◆ **STATED GOAL**: For each line of the data below that holds "muscles", copy the line.

◆ **Recorded data**:
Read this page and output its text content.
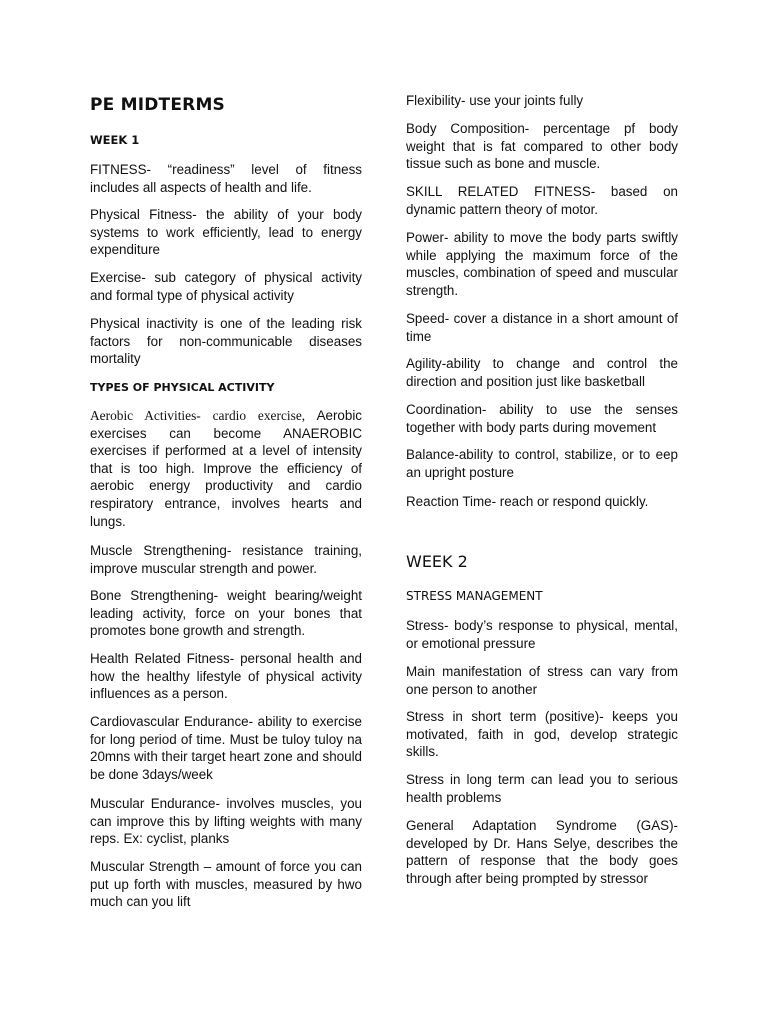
PE MIDTERMS
WEEK 1

FITNESS- “readiness” level of fitness includes all aspects of health and life.

Physical Fitness- the ability of your body systems to work efficiently, lead to energy expenditure

Exercise- sub category of physical activity and formal type of physical activity

Physical inactivity is one of the leading risk factors for non-communicable diseases mortality

TYPES OF PHYSICAL ACTIVITY

Aerobic Activities- cardio exercise, Aerobic exercises can become ANAEROBIC exercises if performed at a level of intensity that is too high. Improve the efficiency of aerobic energy productivity and cardio respiratory entrance, involves hearts and lungs.

Muscle Strengthening- resistance training, improve muscular strength and power.

Bone Strengthening- weight bearing/weight leading activity, force on your bones that promotes bone growth and strength.

Health Related Fitness- personal health and how the healthy lifestyle of physical activity influences as a person.

Cardiovascular Endurance- ability to exercise for long period of time. Must be tuloy tuloy na 20mns with their target heart zone and should be done 3days/week

Muscular Endurance- involves muscles, you can improve this by lifting weights with many reps. Ex: cyclist, planks

Muscular Strength – amount of force you can put up forth with muscles, measured by hwo much can you lift

Flexibility- use your joints fully

Body Composition- percentage pf body weight that is fat compared to other body tissue such as bone and muscle.

SKILL RELATED FITNESS- based on dynamic pattern theory of motor.

Power- ability to move the body parts swiftly while applying the maximum force of the muscles, combination of speed and muscular strength.

Speed- cover a distance in a short amount of time

Agility-ability to change and control the direction and position just like basketball

Coordination- ability to use the senses together with body parts during movement

Balance-ability to control, stabilize, or to eep an upright posture

Reaction Time- reach or respond quickly.

WEEK 2
STRESS MANAGEMENT

Stress- body’s response to physical, mental, or emotional pressure

Main manifestation of stress can vary from one person to another

Stress in short term (positive)- keeps you motivated, faith in god, develop strategic skills.

Stress in long term can lead you to serious health problems

General Adaptation Syndrome (GAS)- developed by Dr. Hans Selye, describes the pattern of response that the body goes through after being prompted by stressor
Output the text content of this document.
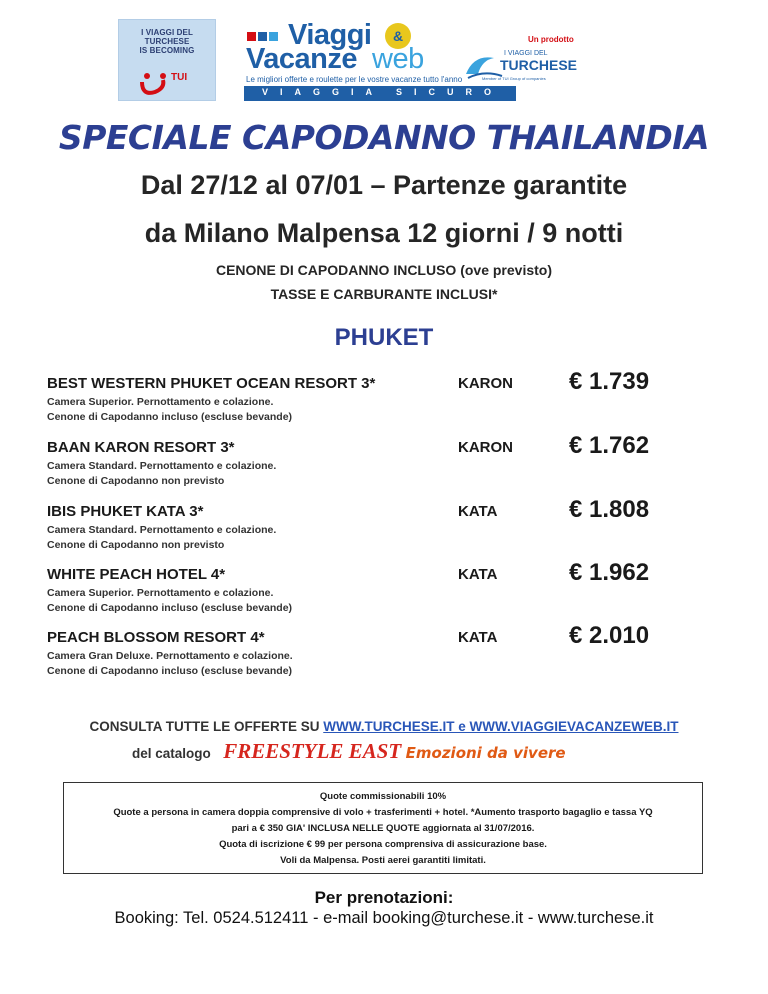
I VIAGGI DEL
TURCHESE
IS BECOMING
TUI
Viaggi	&
Vacanze web
Le migliori offerte e roulette per le vostre vacanze tutto l'anno
VIAGGIA SICURO
Un prodotto
I VIAGGI DEL
TURCHESE
Member of TUI Group of companies
SPECIALE CAPODANNO THAILANDIA
Dal 27/12 al 07/01 – Partenze garantite
da Milano Malpensa 12 giorni / 9 notti
CENONE DI CAPODANNO INCLUSO (ove previsto)
TASSE E CARBURANTE INCLUSI*
PHUKET
BEST WESTERN PHUKET OCEAN RESORT 3*	KARON € 1.739
Camera Superior. Pernottamento e colazione.
Cenone di Capodanno incluso (escluse bevande)
BAAN KARON RESORT 3*	KARON € 1.762
Camera Standard. Pernottamento e colazione.
Cenone di Capodanno non previsto
IBIS PHUKET KATA 3*	KATA	€ 1.808
Camera Standard. Pernottamento e colazione.
Cenone di Capodanno non previsto
WHITE PEACH HOTEL 4*	KATA	€ 1.962
Camera Superior. Pernottamento e colazione.
Cenone di Capodanno incluso (escluse bevande)
PEACH BLOSSOM RESORT 4*	KATA	€ 2.010
Camera Gran Deluxe. Pernottamento e colazione.
Cenone di Capodanno incluso (escluse bevande)
CONSULTA TUTTE LE OFFERTE SU WWW.TURCHESE.IT e WWW.VIAGGIEVACANZEWEB.IT
del catalogo FREESTYLE EAST Emozioni da vivere
Quote commissionabili 10%
Quote a persona in camera doppia comprensive di volo + trasferimenti + hotel. *Aumento trasporto bagaglio e tassa YQ
pari a € 350 GIA' INCLUSA NELLE QUOTE aggiornata al 31/07/2016.
Quota di iscrizione € 99 per persona comprensiva di assicurazione base.
Voli da Malpensa. Posti aerei garantiti limitati.
Per prenotazioni:
Booking: Tel. 0524.512411 - e-mail booking@turchese.it - www.turchese.it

◆ **CORRECT RESULT**:
Muscular Endurance- involves muscles, you can improve this by lifting weights with many reps. Ex: cyclist, planks
Muscular Strength – amount of force you can put up forth with muscles, measured by hwo much can you lift
Power- ability to move the body parts swiftly while applying the maximum force of the muscles, combination of speed and muscular strength.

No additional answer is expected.